AIM -
Below are records; count the lines that contain "title" and give only the total.

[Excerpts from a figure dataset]

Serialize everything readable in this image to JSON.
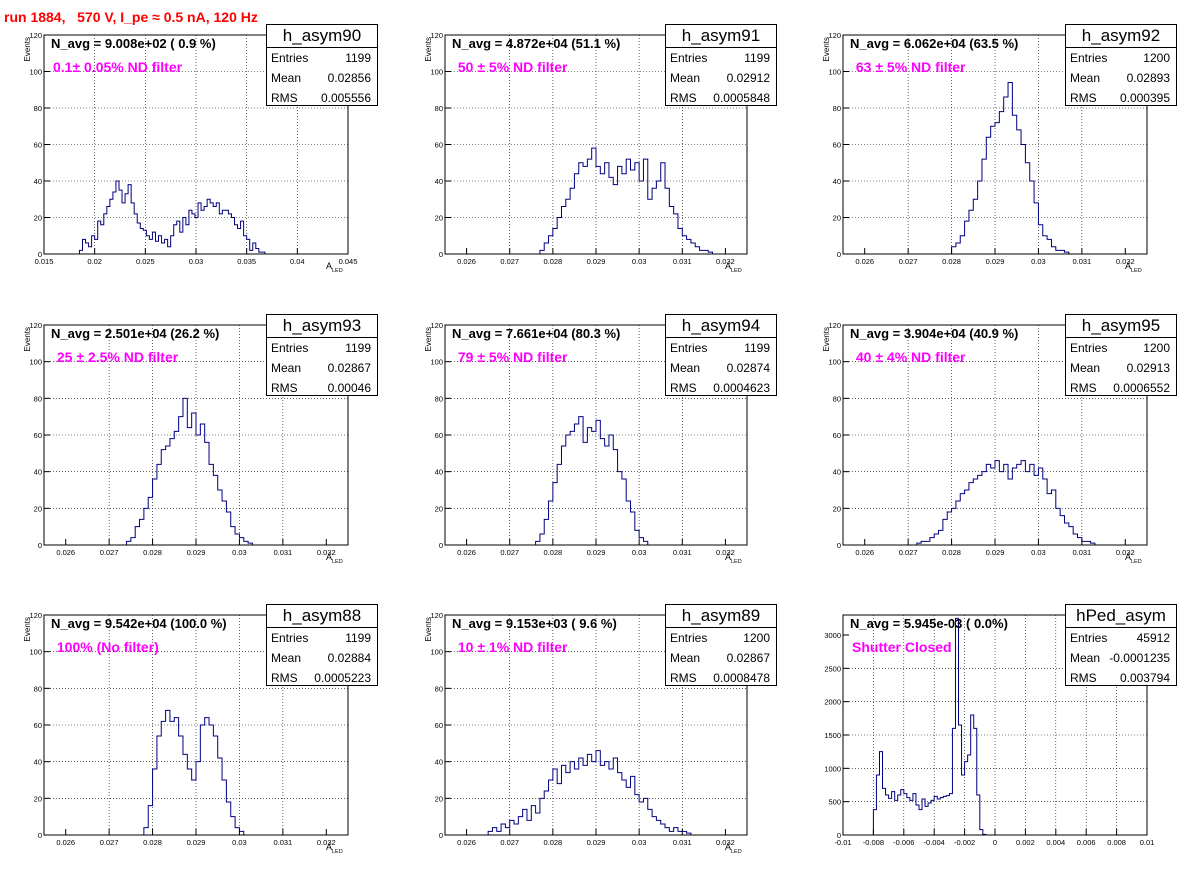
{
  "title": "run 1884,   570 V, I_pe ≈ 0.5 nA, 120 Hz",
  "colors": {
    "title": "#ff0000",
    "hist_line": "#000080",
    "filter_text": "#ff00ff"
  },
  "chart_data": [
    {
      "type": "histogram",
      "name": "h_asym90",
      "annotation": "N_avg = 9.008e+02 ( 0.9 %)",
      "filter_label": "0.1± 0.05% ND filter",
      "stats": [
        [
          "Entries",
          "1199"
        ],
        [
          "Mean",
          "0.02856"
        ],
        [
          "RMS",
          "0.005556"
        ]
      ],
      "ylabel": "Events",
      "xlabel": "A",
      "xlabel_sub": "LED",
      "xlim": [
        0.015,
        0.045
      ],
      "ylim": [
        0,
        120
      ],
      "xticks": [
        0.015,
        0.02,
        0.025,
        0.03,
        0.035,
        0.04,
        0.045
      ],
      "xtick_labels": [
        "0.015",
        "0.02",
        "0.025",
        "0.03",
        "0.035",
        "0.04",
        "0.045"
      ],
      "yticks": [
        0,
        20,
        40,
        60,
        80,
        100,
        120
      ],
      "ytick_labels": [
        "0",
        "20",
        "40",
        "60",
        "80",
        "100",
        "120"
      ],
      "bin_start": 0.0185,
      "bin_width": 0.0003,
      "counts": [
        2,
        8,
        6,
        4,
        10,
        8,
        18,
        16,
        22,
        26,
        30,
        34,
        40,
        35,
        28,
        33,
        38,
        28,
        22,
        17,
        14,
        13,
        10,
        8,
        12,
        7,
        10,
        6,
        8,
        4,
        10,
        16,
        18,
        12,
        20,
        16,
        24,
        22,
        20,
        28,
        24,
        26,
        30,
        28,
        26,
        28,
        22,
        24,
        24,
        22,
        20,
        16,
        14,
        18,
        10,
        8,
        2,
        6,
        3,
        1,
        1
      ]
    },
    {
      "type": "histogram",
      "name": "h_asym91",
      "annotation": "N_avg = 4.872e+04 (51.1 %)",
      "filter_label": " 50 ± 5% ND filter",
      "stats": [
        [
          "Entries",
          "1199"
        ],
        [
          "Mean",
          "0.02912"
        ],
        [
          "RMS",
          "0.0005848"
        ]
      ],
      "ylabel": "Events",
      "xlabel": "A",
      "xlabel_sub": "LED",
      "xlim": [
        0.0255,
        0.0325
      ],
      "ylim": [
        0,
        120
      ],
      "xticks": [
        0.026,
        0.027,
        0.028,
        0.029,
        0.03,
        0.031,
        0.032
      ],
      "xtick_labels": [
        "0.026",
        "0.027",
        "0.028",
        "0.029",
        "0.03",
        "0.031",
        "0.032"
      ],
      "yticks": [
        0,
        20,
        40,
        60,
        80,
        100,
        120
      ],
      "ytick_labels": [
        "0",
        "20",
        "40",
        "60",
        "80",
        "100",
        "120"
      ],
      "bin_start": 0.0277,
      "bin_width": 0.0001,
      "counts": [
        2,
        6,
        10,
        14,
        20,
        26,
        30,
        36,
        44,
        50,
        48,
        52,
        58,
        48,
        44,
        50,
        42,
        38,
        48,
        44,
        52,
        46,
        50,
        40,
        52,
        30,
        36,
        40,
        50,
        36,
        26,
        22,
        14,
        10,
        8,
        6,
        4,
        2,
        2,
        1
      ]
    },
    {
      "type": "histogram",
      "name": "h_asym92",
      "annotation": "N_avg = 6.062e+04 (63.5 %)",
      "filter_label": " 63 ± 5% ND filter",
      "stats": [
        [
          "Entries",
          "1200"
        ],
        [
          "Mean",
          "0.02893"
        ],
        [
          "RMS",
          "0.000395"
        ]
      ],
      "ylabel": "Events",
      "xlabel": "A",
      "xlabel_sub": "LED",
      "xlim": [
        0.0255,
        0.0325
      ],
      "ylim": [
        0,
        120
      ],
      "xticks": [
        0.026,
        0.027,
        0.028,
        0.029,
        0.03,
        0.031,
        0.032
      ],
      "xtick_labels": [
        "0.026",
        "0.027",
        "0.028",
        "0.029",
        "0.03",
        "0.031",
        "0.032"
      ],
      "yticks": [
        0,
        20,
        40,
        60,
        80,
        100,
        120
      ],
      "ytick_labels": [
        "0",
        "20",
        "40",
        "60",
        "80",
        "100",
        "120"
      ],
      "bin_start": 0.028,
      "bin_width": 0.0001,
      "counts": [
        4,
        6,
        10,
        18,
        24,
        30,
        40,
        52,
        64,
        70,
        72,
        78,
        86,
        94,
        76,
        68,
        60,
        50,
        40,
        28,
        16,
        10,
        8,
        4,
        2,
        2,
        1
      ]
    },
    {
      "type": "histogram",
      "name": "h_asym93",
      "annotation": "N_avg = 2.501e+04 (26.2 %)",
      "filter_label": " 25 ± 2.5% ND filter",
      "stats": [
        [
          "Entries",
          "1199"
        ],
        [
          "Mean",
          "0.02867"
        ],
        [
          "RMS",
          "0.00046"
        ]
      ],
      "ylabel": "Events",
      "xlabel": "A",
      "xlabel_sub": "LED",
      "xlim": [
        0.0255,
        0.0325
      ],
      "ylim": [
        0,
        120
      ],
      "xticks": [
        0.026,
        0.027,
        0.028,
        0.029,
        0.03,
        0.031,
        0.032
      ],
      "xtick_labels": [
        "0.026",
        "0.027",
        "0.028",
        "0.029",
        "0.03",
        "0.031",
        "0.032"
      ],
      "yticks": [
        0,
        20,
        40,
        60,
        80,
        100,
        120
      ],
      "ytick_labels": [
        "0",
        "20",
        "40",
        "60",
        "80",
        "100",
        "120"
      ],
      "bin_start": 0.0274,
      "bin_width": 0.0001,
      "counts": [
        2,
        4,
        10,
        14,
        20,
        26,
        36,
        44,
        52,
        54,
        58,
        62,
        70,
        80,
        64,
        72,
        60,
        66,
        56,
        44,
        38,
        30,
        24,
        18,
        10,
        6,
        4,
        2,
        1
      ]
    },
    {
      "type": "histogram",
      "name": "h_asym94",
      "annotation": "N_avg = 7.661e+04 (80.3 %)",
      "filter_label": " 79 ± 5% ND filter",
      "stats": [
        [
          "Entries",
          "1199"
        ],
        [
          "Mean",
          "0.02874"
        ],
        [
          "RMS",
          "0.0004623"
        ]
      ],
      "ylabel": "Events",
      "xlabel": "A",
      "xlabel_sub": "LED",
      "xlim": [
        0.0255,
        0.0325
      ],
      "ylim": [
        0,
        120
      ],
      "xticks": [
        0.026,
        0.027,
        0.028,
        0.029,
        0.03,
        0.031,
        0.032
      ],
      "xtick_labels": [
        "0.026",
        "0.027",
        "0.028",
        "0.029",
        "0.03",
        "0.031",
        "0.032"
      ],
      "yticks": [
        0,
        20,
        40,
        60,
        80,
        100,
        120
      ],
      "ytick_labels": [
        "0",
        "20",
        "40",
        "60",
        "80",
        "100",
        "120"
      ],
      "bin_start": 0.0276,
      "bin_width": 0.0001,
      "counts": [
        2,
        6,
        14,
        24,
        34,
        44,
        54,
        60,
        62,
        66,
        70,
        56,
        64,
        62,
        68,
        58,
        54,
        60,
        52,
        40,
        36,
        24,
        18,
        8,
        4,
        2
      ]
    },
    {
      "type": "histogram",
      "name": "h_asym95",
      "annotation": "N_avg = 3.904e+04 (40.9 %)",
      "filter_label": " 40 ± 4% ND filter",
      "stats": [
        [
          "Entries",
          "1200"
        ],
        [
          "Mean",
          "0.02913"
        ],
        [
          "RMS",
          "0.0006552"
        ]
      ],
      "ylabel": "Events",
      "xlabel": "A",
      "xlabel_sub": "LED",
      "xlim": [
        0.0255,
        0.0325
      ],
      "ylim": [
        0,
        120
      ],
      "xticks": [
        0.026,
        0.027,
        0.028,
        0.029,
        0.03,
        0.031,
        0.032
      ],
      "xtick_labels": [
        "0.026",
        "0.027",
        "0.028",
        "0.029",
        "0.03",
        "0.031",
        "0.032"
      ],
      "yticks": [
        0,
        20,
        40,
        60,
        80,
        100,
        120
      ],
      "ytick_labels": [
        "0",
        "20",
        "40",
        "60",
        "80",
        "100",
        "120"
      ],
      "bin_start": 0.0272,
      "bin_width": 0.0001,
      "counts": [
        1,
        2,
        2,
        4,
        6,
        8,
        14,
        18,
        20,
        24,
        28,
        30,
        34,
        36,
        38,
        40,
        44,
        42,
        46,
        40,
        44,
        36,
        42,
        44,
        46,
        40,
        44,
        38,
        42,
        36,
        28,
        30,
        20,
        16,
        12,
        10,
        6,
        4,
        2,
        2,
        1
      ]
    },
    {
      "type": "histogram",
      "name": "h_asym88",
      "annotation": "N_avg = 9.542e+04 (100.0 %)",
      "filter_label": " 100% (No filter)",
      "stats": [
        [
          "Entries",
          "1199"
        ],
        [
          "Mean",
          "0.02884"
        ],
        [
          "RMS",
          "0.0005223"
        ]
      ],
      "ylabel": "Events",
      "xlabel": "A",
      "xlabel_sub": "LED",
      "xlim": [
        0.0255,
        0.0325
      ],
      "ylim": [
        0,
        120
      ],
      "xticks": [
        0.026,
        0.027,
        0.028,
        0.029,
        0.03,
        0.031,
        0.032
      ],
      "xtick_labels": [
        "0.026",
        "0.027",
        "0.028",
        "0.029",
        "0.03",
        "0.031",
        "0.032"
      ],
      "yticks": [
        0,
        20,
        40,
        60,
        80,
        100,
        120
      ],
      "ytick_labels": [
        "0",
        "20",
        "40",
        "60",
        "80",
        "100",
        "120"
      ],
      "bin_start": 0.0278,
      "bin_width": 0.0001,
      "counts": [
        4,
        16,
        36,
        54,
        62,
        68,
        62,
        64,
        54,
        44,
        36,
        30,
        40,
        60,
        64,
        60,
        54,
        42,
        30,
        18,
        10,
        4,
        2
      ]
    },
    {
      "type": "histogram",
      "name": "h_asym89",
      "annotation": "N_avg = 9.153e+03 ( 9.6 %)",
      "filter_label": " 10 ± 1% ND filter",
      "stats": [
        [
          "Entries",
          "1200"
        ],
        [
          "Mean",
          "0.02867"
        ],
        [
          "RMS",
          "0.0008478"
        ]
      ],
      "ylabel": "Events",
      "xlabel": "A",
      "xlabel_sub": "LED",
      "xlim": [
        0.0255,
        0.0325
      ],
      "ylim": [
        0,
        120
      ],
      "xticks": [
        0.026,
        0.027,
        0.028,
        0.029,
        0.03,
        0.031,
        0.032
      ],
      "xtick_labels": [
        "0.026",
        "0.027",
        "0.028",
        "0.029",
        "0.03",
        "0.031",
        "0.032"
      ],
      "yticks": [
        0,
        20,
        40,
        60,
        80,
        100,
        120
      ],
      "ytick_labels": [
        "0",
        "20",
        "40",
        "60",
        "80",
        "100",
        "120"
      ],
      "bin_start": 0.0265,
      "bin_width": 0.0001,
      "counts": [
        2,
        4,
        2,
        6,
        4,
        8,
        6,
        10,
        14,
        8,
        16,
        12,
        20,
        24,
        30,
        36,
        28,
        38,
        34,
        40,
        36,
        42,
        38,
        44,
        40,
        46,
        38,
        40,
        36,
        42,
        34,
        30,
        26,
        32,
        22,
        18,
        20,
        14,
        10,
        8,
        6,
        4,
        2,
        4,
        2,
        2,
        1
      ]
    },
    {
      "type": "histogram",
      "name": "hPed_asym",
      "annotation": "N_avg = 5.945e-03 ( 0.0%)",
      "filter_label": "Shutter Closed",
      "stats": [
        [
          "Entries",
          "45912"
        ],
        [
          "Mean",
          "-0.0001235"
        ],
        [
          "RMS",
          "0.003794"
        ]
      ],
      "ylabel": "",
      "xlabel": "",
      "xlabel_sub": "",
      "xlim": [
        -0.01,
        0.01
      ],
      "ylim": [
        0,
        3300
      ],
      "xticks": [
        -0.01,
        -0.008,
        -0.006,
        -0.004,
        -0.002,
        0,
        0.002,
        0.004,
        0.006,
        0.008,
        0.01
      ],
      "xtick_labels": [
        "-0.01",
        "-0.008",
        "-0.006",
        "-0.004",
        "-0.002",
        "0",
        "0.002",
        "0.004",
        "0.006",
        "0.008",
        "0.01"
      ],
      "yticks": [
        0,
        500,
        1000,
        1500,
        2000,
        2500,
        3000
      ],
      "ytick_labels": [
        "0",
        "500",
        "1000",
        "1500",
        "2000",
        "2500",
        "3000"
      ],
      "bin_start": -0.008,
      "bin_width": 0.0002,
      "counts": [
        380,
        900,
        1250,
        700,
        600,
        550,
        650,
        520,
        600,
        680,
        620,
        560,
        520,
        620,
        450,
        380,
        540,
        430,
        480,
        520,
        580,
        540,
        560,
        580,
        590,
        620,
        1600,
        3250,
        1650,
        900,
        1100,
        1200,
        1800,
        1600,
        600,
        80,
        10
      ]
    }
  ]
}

ANSWER FOR THE TASK -
2